Stored data
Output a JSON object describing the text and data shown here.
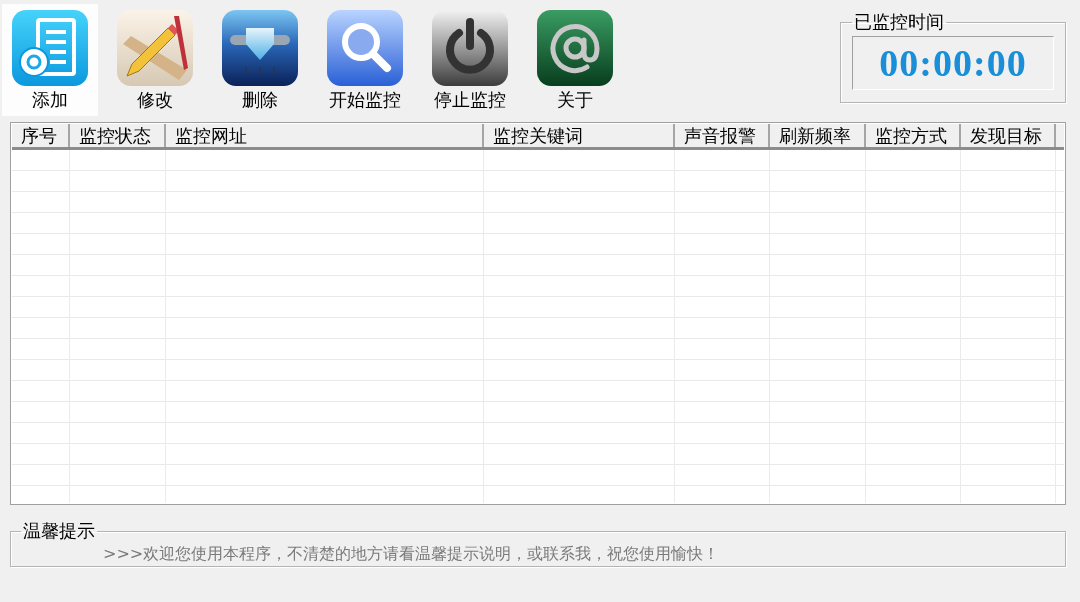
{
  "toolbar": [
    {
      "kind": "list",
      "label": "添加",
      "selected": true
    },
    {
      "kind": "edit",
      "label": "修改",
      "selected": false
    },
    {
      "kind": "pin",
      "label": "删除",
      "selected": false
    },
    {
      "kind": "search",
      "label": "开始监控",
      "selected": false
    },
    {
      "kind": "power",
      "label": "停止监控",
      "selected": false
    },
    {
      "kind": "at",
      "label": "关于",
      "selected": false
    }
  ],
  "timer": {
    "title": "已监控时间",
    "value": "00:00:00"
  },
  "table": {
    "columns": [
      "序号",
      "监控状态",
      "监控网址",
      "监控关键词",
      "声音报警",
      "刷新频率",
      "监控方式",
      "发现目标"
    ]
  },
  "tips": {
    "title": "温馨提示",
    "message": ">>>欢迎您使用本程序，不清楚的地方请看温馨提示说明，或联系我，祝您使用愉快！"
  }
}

## Objective
Set down all the entries exactly as they appear, but skip any pictures.

## Exercise answer
Output a JSON object describing the text and data shown here.
{
  "toolbar": [
    {
      "kind": "list",
      "label": "添加",
      "selected": true
    },
    {
      "kind": "edit",
      "label": "修改",
      "selected": false
    },
    {
      "kind": "pin",
      "label": "删除",
      "selected": false
    },
    {
      "kind": "search",
      "label": "开始监控",
      "selected": false
    },
    {
      "kind": "power",
      "label": "停止监控",
      "selected": false
    },
    {
      "kind": "at",
      "label": "关于",
      "selected": false
    }
  ],
  "timer": {
    "title": "已监控时间",
    "value": "00:00:00"
  },
  "table": {
    "columns": [
      "序号",
      "监控状态",
      "监控网址",
      "监控关键词",
      "声音报警",
      "刷新频率",
      "监控方式",
      "发现目标"
    ]
  },
  "tips": {
    "title": "温馨提示",
    "message": ">>>欢迎您使用本程序，不清楚的地方请看温馨提示说明，或联系我，祝您使用愉快！"
  }
}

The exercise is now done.